**What to produce**
From the listing below, extract each entry exactly as written, minus the images.

[Entries taken from a collection]

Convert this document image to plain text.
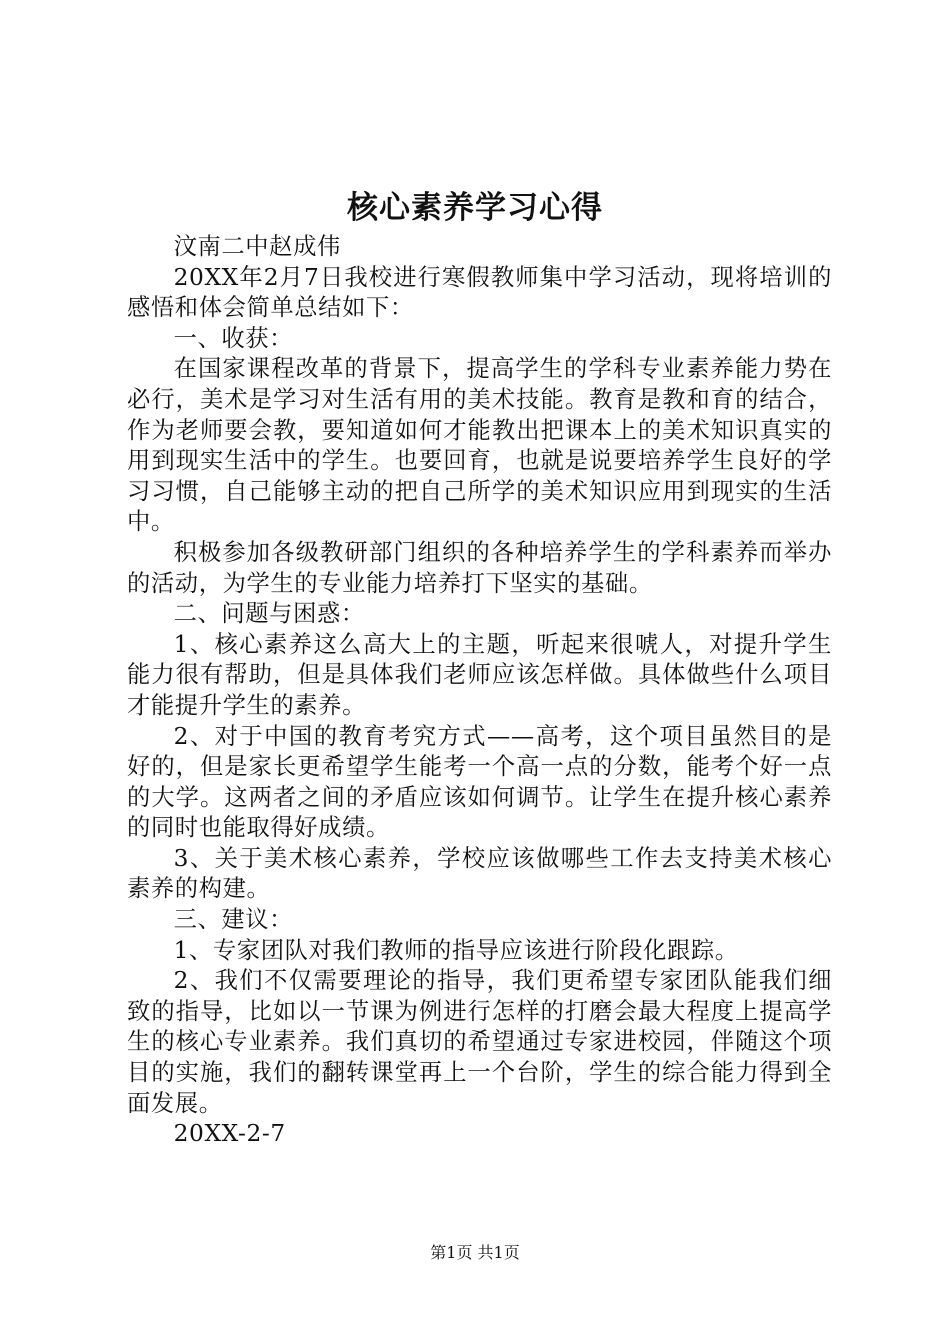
核心素养学习心得

汶南二中赵成伟

20XX年2月7日我校进行寒假教师集中学习活动，现将培训的感悟和体会简单总结如下：

一、收获：

在国家课程改革的背景下，提高学生的学科专业素养能力势在必行，美术是学习对生活有用的美术技能。教育是教和育的结合，作为老师要会教，要知道如何才能教出把课本上的美术知识真实的用到现实生活中的学生。也要回育，也就是说要培养学生良好的学习习惯，自己能够主动的把自己所学的美术知识应用到现实的生活中。

积极参加各级教研部门组织的各种培养学生的学科素养而举办的活动，为学生的专业能力培养打下坚实的基础。

二、问题与困惑：

1、核心素养这么高大上的主题，听起来很唬人，对提升学生能力很有帮助，但是具体我们老师应该怎样做。具体做些什么项目才能提升学生的素养。

2、对于中国的教育考究方式——高考，这个项目虽然目的是好的，但是家长更希望学生能考一个高一点的分数，能考个好一点的大学。这两者之间的矛盾应该如何调节。让学生在提升核心素养的同时也能取得好成绩。

3、关于美术核心素养，学校应该做哪些工作去支持美术核心素养的构建。

三、建议：

1、专家团队对我们教师的指导应该进行阶段化跟踪。

2、我们不仅需要理论的指导，我们更希望专家团队能我们细致的指导，比如以一节课为例进行怎样的打磨会最大程度上提高学生的核心专业素养。我们真切的希望通过专家进校园，伴随这个项目的实施，我们的翻转课堂再上一个台阶，学生的综合能力得到全面发展。

20XX-2-7

第1页 共1页
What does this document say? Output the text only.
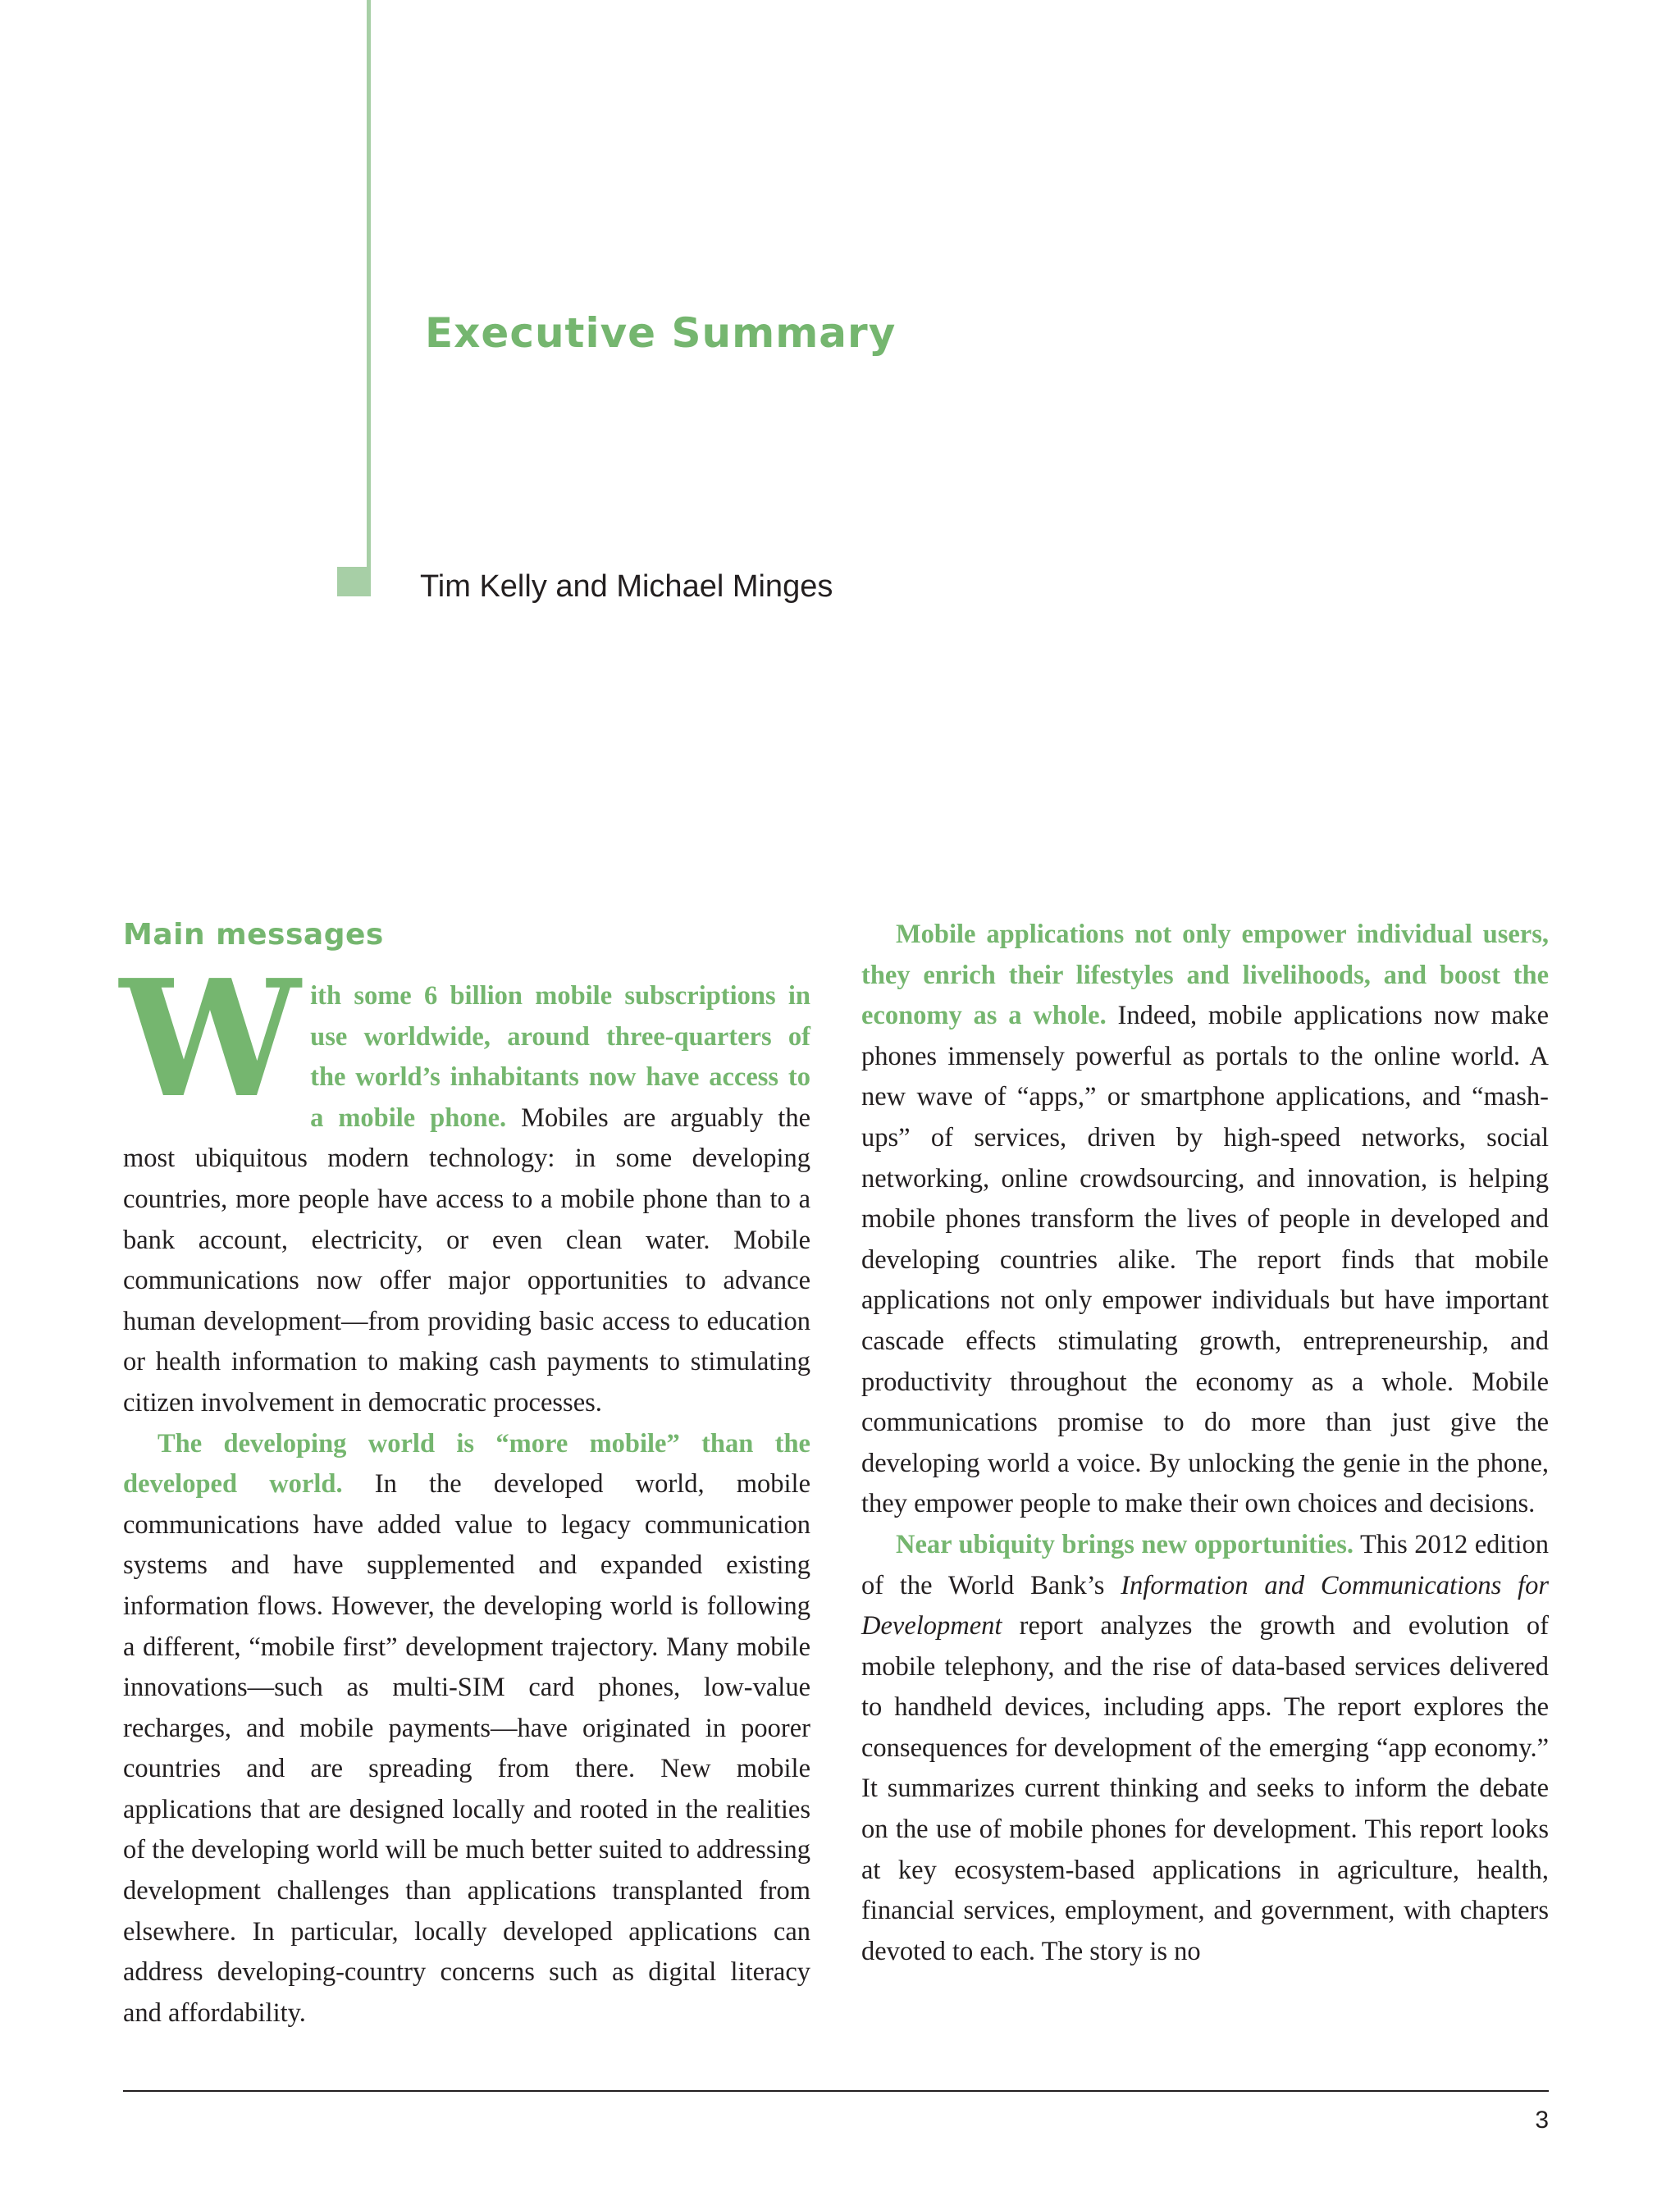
Executive Summary

Tim Kelly and Michael Minges

Main messages

With some 6 billion mobile subscriptions in use worldwide, around three-quarters of the world’s inhabitants now have access to a mobile phone. Mobiles are arguably the most ubiquitous modern technology: in some developing countries, more people have access to a mobile phone than to a bank account, electricity, or even clean water. Mobile communications now offer major opportunities to advance human development—from providing basic access to education or health information to making cash payments to stimulating citizen involvement in democratic processes.

The developing world is “more mobile” than the developed world. In the developed world, mobile communications have added value to legacy communication systems and have supplemented and expanded existing information flows. However, the developing world is following a different, “mobile first” development trajectory. Many mobile innovations—such as multi-SIM card phones, low-value recharges, and mobile payments—have originated in poorer countries and are spreading from there. New mobile applications that are designed locally and rooted in the realities of the developing world will be much better suited to addressing development challenges than applications transplanted from elsewhere. In particular, locally developed applications can address developing-country concerns such as digital literacy and affordability.

Mobile applications not only empower individual users, they enrich their lifestyles and livelihoods, and boost the economy as a whole. Indeed, mobile applications now make phones immensely powerful as portals to the online world. A new wave of “apps,” or smartphone applications, and “mash-ups” of services, driven by high-speed networks, social networking, online crowdsourcing, and innovation, is helping mobile phones transform the lives of people in developed and developing countries alike. The report finds that mobile applications not only empower individuals but have important cascade effects stimulating growth, entrepreneurship, and productivity throughout the economy as a whole. Mobile communications promise to do more than just give the developing world a voice. By unlocking the genie in the phone, they empower people to make their own choices and decisions.

Near ubiquity brings new opportunities. This 2012 edition of the World Bank’s Information and Communications for Development report analyzes the growth and evolution of mobile telephony, and the rise of data-based services delivered to handheld devices, including apps. The report explores the consequences for development of the emerging “app economy.” It summarizes current thinking and seeks to inform the debate on the use of mobile phones for development. This report looks at key ecosystem-based applications in agriculture, health, financial services, employment, and government, with chapters devoted to each. The story is no

3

**Finished answer**
Convert this document image to plain text.
核心素养学习心得

汶南二中赵成伟

20XX年2月7日我校进行寒假教师集中学习活动，现将培训的感悟和体会简单总结如下：

一、收获：

在国家课程改革的背景下，提高学生的学科专业素养能力势在必行，美术是学习对生活有用的美术技能。教育是教和育的结合，作为老师要会教，要知道如何才能教出把课本上的美术知识真实的用到现实生活中的学生。也要回育，也就是说要培养学生良好的学习习惯，自己能够主动的把自己所学的美术知识应用到现实的生活中。

积极参加各级教研部门组织的各种培养学生的学科素养而举办的活动，为学生的专业能力培养打下坚实的基础。

二、问题与困惑：

1、核心素养这么高大上的主题，听起来很唬人，对提升学生能力很有帮助，但是具体我们老师应该怎样做。具体做些什么项目才能提升学生的素养。

2、对于中国的教育考究方式——高考，这个项目虽然目的是好的，但是家长更希望学生能考一个高一点的分数，能考个好一点的大学。这两者之间的矛盾应该如何调节。让学生在提升核心素养的同时也能取得好成绩。

3、关于美术核心素养，学校应该做哪些工作去支持美术核心素养的构建。

三、建议：

1、专家团队对我们教师的指导应该进行阶段化跟踪。

2、我们不仅需要理论的指导，我们更希望专家团队能我们细致的指导，比如以一节课为例进行怎样的打磨会最大程度上提高学生的核心专业素养。我们真切的希望通过专家进校园，伴随这个项目的实施，我们的翻转课堂再上一个台阶，学生的综合能力得到全面发展。

20XX-2-7

第1页 共1页
What does this document say? Output the text only.
Executive Summary

Tim Kelly and Michael Minges

Main messages

With some 6 billion mobile subscriptions in use worldwide, around three-quarters of the world’s inhabitants now have access to a mobile phone. Mobiles are arguably the most ubiquitous modern technology: in some developing countries, more people have access to a mobile phone than to a bank account, electricity, or even clean water. Mobile communications now offer major opportunities to advance human development—from providing basic access to education or health information to making cash payments to stimulating citizen involvement in democratic processes.

The developing world is “more mobile” than the developed world. In the developed world, mobile communications have added value to legacy communication systems and have supplemented and expanded existing information flows. However, the developing world is following a different, “mobile first” development trajectory. Many mobile innovations—such as multi-SIM card phones, low-value recharges, and mobile payments—have originated in poorer countries and are spreading from there. New mobile applications that are designed locally and rooted in the realities of the developing world will be much better suited to addressing development challenges than applications transplanted from elsewhere. In particular, locally developed applications can address developing-country concerns such as digital literacy and affordability.

Mobile applications not only empower individual users, they enrich their lifestyles and livelihoods, and boost the economy as a whole. Indeed, mobile applications now make phones immensely powerful as portals to the online world. A new wave of “apps,” or smartphone applications, and “mash-ups” of services, driven by high-speed networks, social networking, online crowdsourcing, and innovation, is helping mobile phones transform the lives of people in developed and developing countries alike. The report finds that mobile applications not only empower individuals but have important cascade effects stimulating growth, entrepreneurship, and productivity throughout the economy as a whole. Mobile communications promise to do more than just give the developing world a voice. By unlocking the genie in the phone, they empower people to make their own choices and decisions.

Near ubiquity brings new opportunities. This 2012 edition of the World Bank’s Information and Communications for Development report analyzes the growth and evolution of mobile telephony, and the rise of data-based services delivered to handheld devices, including apps. The report explores the consequences for development of the emerging “app economy.” It summarizes current thinking and seeks to inform the debate on the use of mobile phones for development. This report looks at key ecosystem-based applications in agriculture, health, financial services, employment, and government, with chapters devoted to each. The story is no

3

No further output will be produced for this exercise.